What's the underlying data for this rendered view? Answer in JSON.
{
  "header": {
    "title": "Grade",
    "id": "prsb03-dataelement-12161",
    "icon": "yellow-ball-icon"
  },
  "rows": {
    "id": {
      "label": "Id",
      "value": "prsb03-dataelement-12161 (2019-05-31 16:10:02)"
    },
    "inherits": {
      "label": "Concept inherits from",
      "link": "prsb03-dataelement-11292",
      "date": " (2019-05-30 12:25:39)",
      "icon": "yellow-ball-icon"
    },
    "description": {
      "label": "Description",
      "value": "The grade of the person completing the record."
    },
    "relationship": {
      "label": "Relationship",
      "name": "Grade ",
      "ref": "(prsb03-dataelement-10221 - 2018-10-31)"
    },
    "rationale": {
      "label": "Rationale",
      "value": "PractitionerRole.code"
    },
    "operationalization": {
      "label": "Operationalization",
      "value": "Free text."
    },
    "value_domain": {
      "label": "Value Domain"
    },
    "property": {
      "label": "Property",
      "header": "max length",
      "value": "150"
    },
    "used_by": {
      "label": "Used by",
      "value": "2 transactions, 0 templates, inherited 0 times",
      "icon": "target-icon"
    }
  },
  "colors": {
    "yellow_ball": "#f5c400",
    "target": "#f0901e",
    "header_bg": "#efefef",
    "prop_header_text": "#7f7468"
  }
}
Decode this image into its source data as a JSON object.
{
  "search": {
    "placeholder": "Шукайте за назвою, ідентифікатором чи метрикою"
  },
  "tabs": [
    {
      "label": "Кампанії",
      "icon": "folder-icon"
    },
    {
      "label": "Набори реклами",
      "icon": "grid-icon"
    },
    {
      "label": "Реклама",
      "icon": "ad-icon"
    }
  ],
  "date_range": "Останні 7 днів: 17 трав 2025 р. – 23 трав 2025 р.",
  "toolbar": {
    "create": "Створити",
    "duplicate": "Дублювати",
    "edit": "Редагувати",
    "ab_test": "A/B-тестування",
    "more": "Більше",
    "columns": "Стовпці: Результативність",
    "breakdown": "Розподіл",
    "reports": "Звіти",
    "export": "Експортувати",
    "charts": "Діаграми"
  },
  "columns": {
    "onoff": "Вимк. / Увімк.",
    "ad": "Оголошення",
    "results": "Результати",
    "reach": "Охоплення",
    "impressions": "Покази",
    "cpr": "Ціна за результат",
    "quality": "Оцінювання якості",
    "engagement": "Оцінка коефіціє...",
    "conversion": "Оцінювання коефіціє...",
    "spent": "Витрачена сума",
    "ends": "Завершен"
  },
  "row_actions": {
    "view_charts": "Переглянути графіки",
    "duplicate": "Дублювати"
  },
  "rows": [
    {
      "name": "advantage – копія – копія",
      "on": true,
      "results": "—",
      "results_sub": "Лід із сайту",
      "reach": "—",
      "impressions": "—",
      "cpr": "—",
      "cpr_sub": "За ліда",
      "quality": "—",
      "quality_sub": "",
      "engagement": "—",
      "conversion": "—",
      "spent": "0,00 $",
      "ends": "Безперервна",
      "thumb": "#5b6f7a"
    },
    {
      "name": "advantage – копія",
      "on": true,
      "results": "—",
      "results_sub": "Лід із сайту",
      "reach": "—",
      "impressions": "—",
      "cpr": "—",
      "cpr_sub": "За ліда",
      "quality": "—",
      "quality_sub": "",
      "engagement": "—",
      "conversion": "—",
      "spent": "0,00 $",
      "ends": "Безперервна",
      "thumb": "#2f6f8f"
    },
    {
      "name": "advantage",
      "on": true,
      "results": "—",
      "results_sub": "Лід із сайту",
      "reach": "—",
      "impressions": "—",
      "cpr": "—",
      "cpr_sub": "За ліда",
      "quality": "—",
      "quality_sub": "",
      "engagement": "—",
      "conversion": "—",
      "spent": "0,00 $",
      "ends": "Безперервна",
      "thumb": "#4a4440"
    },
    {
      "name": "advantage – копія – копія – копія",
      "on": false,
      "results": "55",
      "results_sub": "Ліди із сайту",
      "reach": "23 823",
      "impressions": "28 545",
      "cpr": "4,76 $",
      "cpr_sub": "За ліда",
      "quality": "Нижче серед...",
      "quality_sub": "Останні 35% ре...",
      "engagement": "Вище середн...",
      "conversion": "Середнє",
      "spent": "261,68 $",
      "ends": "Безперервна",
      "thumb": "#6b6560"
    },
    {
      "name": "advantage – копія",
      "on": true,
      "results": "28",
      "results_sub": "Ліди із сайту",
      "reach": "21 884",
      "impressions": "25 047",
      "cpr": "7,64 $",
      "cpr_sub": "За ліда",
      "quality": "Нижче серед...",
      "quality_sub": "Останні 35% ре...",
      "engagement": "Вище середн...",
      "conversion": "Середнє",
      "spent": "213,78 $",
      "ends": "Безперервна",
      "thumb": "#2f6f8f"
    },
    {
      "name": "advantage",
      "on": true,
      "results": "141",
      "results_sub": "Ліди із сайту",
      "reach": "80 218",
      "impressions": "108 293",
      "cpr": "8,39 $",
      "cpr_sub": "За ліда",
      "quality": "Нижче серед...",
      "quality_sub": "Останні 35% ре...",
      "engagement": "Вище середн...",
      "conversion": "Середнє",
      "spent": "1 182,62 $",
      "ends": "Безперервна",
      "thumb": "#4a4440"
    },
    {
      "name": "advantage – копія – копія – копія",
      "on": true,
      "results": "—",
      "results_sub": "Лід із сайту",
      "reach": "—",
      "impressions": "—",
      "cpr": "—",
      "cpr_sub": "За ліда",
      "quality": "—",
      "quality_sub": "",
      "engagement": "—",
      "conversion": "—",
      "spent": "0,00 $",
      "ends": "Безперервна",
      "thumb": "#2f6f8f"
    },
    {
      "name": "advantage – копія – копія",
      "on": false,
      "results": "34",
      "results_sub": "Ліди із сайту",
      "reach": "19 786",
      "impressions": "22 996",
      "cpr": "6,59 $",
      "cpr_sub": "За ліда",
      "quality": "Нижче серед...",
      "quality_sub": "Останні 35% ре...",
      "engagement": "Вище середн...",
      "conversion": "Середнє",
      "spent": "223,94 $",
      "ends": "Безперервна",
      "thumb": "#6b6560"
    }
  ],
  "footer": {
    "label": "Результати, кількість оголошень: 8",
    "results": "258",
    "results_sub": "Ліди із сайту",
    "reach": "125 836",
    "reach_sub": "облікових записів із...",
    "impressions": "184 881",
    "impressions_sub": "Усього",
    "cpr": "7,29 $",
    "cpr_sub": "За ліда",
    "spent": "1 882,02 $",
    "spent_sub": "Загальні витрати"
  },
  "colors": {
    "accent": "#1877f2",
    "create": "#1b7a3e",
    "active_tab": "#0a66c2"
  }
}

◆ Requirements
Each entry must be reproduced verbatim.

◆ Expected answer
What's the underlying data for this rendered view? Answer in JSON.
{
  "header": {
    "title": "Grade",
    "id": "prsb03-dataelement-12161",
    "icon": "yellow-ball-icon"
  },
  "rows": {
    "id": {
      "label": "Id",
      "value": "prsb03-dataelement-12161 (2019-05-31 16:10:02)"
    },
    "inherits": {
      "label": "Concept inherits from",
      "link": "prsb03-dataelement-11292",
      "date": " (2019-05-30 12:25:39)",
      "icon": "yellow-ball-icon"
    },
    "description": {
      "label": "Description",
      "value": "The grade of the person completing the record."
    },
    "relationship": {
      "label": "Relationship",
      "name": "Grade ",
      "ref": "(prsb03-dataelement-10221 - 2018-10-31)"
    },
    "rationale": {
      "label": "Rationale",
      "value": "PractitionerRole.code"
    },
    "operationalization": {
      "label": "Operationalization",
      "value": "Free text."
    },
    "value_domain": {
      "label": "Value Domain"
    },
    "property": {
      "label": "Property",
      "header": "max length",
      "value": "150"
    },
    "used_by": {
      "label": "Used by",
      "value": "2 transactions, 0 templates, inherited 0 times",
      "icon": "target-icon"
    }
  },
  "colors": {
    "yellow_ball": "#f5c400",
    "target": "#f0901e",
    "header_bg": "#efefef",
    "prop_header_text": "#7f7468"
  }
}
Decode this image into its source data as a JSON object.
{
  "search": {
    "placeholder": "Шукайте за назвою, ідентифікатором чи метрикою"
  },
  "tabs": [
    {
      "label": "Кампанії",
      "icon": "folder-icon"
    },
    {
      "label": "Набори реклами",
      "icon": "grid-icon"
    },
    {
      "label": "Реклама",
      "icon": "ad-icon"
    }
  ],
  "date_range": "Останні 7 днів: 17 трав 2025 р. – 23 трав 2025 р.",
  "toolbar": {
    "create": "Створити",
    "duplicate": "Дублювати",
    "edit": "Редагувати",
    "ab_test": "A/B-тестування",
    "more": "Більше",
    "columns": "Стовпці: Результативність",
    "breakdown": "Розподіл",
    "reports": "Звіти",
    "export": "Експортувати",
    "charts": "Діаграми"
  },
  "columns": {
    "onoff": "Вимк. / Увімк.",
    "ad": "Оголошення",
    "results": "Результати",
    "reach": "Охоплення",
    "impressions": "Покази",
    "cpr": "Ціна за результат",
    "quality": "Оцінювання якості",
    "engagement": "Оцінка коефіціє...",
    "conversion": "Оцінювання коефіціє...",
    "spent": "Витрачена сума",
    "ends": "Завершен"
  },
  "row_actions": {
    "view_charts": "Переглянути графіки",
    "duplicate": "Дублювати"
  },
  "rows": [
    {
      "name": "advantage – копія – копія",
      "on": true,
      "results": "—",
      "results_sub": "Лід із сайту",
      "reach": "—",
      "impressions": "—",
      "cpr": "—",
      "cpr_sub": "За ліда",
      "quality": "—",
      "quality_sub": "",
      "engagement": "—",
      "conversion": "—",
      "spent": "0,00 $",
      "ends": "Безперервна",
      "thumb": "#5b6f7a"
    },
    {
      "name": "advantage – копія",
      "on": true,
      "results": "—",
      "results_sub": "Лід із сайту",
      "reach": "—",
      "impressions": "—",
      "cpr": "—",
      "cpr_sub": "За ліда",
      "quality": "—",
      "quality_sub": "",
      "engagement": "—",
      "conversion": "—",
      "spent": "0,00 $",
      "ends": "Безперервна",
      "thumb": "#2f6f8f"
    },
    {
      "name": "advantage",
      "on": true,
      "results": "—",
      "results_sub": "Лід із сайту",
      "reach": "—",
      "impressions": "—",
      "cpr": "—",
      "cpr_sub": "За ліда",
      "quality": "—",
      "quality_sub": "",
      "engagement": "—",
      "conversion": "—",
      "spent": "0,00 $",
      "ends": "Безперервна",
      "thumb": "#4a4440"
    },
    {
      "name": "advantage – копія – копія – копія",
      "on": false,
      "results": "55",
      "results_sub": "Ліди із сайту",
      "reach": "23 823",
      "impressions": "28 545",
      "cpr": "4,76 $",
      "cpr_sub": "За ліда",
      "quality": "Нижче серед...",
      "quality_sub": "Останні 35% ре...",
      "engagement": "Вище середн...",
      "conversion": "Середнє",
      "spent": "261,68 $",
      "ends": "Безперервна",
      "thumb": "#6b6560"
    },
    {
      "name": "advantage – копія",
      "on": true,
      "results": "28",
      "results_sub": "Ліди із сайту",
      "reach": "21 884",
      "impressions": "25 047",
      "cpr": "7,64 $",
      "cpr_sub": "За ліда",
      "quality": "Нижче серед...",
      "quality_sub": "Останні 35% ре...",
      "engagement": "Вище середн...",
      "conversion": "Середнє",
      "spent": "213,78 $",
      "ends": "Безперервна",
      "thumb": "#2f6f8f"
    },
    {
      "name": "advantage",
      "on": true,
      "results": "141",
      "results_sub": "Ліди із сайту",
      "reach": "80 218",
      "impressions": "108 293",
      "cpr": "8,39 $",
      "cpr_sub": "За ліда",
      "quality": "Нижче серед...",
      "quality_sub": "Останні 35% ре...",
      "engagement": "Вище середн...",
      "conversion": "Середнє",
      "spent": "1 182,62 $",
      "ends": "Безперервна",
      "thumb": "#4a4440"
    },
    {
      "name": "advantage – копія – копія – копія",
      "on": true,
      "results": "—",
      "results_sub": "Лід із сайту",
      "reach": "—",
      "impressions": "—",
      "cpr": "—",
      "cpr_sub": "За ліда",
      "quality": "—",
      "quality_sub": "",
      "engagement": "—",
      "conversion": "—",
      "spent": "0,00 $",
      "ends": "Безперервна",
      "thumb": "#2f6f8f"
    },
    {
      "name": "advantage – копія – копія",
      "on": false,
      "results": "34",
      "results_sub": "Ліди із сайту",
      "reach": "19 786",
      "impressions": "22 996",
      "cpr": "6,59 $",
      "cpr_sub": "За ліда",
      "quality": "Нижче серед...",
      "quality_sub": "Останні 35% ре...",
      "engagement": "Вище середн...",
      "conversion": "Середнє",
      "spent": "223,94 $",
      "ends": "Безперервна",
      "thumb": "#6b6560"
    }
  ],
  "footer": {
    "label": "Результати, кількість оголошень: 8",
    "results": "258",
    "results_sub": "Ліди із сайту",
    "reach": "125 836",
    "reach_sub": "облікових записів із...",
    "impressions": "184 881",
    "impressions_sub": "Усього",
    "cpr": "7,29 $",
    "cpr_sub": "За ліда",
    "spent": "1 882,02 $",
    "spent_sub": "Загальні витрати"
  },
  "colors": {
    "accent": "#1877f2",
    "create": "#1b7a3e",
    "active_tab": "#0a66c2"
  }
}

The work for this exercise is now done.